# Start of Data to process
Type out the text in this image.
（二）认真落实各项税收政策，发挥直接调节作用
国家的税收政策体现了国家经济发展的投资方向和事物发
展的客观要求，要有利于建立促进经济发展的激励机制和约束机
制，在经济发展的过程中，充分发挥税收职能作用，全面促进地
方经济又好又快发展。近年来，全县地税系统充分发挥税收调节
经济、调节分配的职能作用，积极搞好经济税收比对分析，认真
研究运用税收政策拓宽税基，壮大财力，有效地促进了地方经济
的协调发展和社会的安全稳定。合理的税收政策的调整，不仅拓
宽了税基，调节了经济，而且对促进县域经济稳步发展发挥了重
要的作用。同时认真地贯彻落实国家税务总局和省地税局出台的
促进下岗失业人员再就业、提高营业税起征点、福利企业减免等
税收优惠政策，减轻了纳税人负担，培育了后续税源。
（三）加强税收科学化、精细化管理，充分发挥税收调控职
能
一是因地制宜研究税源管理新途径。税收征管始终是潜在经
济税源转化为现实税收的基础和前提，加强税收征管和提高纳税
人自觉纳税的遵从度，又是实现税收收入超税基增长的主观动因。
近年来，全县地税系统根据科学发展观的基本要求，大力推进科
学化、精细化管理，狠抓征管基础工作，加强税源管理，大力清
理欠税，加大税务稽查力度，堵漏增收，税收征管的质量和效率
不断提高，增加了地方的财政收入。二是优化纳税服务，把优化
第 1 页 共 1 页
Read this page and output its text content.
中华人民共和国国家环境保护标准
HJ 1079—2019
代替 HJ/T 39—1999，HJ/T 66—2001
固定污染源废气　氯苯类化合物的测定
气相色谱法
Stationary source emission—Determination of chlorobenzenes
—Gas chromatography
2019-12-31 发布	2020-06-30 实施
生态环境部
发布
# End of Data to process
- _Your instructions_:
Copy every line of the records word for word.

- _Response_:
Type out the text in this image.
（二）认真落实各项税收政策，发挥直接调节作用
国家的税收政策体现了国家经济发展的投资方向和事物发
展的客观要求，要有利于建立促进经济发展的激励机制和约束机
制，在经济发展的过程中，充分发挥税收职能作用，全面促进地
方经济又好又快发展。近年来，全县地税系统充分发挥税收调节
经济、调节分配的职能作用，积极搞好经济税收比对分析，认真
研究运用税收政策拓宽税基，壮大财力，有效地促进了地方经济
的协调发展和社会的安全稳定。合理的税收政策的调整，不仅拓
宽了税基，调节了经济，而且对促进县域经济稳步发展发挥了重
要的作用。同时认真地贯彻落实国家税务总局和省地税局出台的
促进下岗失业人员再就业、提高营业税起征点、福利企业减免等
税收优惠政策，减轻了纳税人负担，培育了后续税源。
（三）加强税收科学化、精细化管理，充分发挥税收调控职
能
一是因地制宜研究税源管理新途径。税收征管始终是潜在经
济税源转化为现实税收的基础和前提，加强税收征管和提高纳税
人自觉纳税的遵从度，又是实现税收收入超税基增长的主观动因。
近年来，全县地税系统根据科学发展观的基本要求，大力推进科
学化、精细化管理，狠抓征管基础工作，加强税源管理，大力清
理欠税，加大税务稽查力度，堵漏增收，税收征管的质量和效率
不断提高，增加了地方的财政收入。二是优化纳税服务，把优化
第 1 页 共 1 页
Read this page and output its text content.
中华人民共和国国家环境保护标准
HJ 1079—2019
代替 HJ/T 39—1999，HJ/T 66—2001
固定污染源废气　氯苯类化合物的测定
气相色谱法
Stationary source emission—Determination of chlorobenzenes
—Gas chromatography
2019-12-31 发布	2020-06-30 实施
生态环境部
发布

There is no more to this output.